• [INSTRUCTION]:
Please output every line of the material as it stands, without the pictures.

### MATERIAL FOR THIS EXERCISE ###

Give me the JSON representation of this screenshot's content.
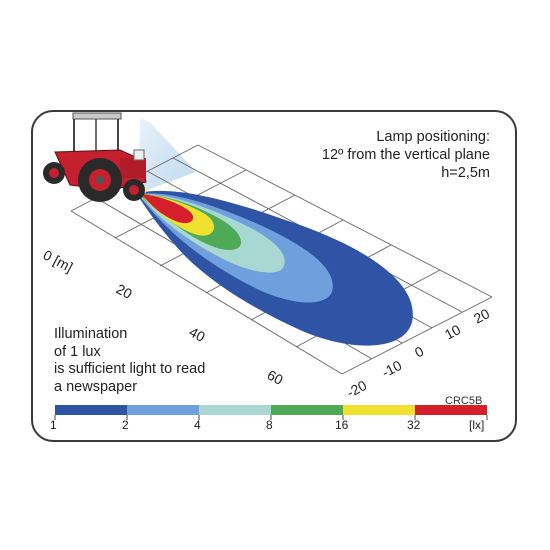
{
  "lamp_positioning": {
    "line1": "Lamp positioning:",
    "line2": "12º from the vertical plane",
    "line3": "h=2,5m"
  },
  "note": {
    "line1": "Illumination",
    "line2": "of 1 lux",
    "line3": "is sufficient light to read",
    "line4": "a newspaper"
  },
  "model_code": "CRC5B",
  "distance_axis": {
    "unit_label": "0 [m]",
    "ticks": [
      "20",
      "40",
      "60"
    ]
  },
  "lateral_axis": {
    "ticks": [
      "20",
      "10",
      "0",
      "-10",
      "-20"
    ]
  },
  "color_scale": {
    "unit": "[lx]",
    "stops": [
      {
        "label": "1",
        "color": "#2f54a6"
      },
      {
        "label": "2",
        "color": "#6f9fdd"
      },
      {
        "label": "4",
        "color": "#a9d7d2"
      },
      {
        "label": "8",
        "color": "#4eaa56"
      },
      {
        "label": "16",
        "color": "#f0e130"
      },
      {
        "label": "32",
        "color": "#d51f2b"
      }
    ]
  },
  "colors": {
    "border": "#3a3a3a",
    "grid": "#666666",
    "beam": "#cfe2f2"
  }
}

###

• [SOLUTION TO THE EXERCISE]:
Give me the JSON representation of this screenshot's content.
{
  "lamp_positioning": {
    "line1": "Lamp positioning:",
    "line2": "12º from the vertical plane",
    "line3": "h=2,5m"
  },
  "note": {
    "line1": "Illumination",
    "line2": "of 1 lux",
    "line3": "is sufficient light to read",
    "line4": "a newspaper"
  },
  "model_code": "CRC5B",
  "distance_axis": {
    "unit_label": "0 [m]",
    "ticks": [
      "20",
      "40",
      "60"
    ]
  },
  "lateral_axis": {
    "ticks": [
      "20",
      "10",
      "0",
      "-10",
      "-20"
    ]
  },
  "color_scale": {
    "unit": "[lx]",
    "stops": [
      {
        "label": "1",
        "color": "#2f54a6"
      },
      {
        "label": "2",
        "color": "#6f9fdd"
      },
      {
        "label": "4",
        "color": "#a9d7d2"
      },
      {
        "label": "8",
        "color": "#4eaa56"
      },
      {
        "label": "16",
        "color": "#f0e130"
      },
      {
        "label": "32",
        "color": "#d51f2b"
      }
    ]
  },
  "colors": {
    "border": "#3a3a3a",
    "grid": "#666666",
    "beam": "#cfe2f2"
  }
}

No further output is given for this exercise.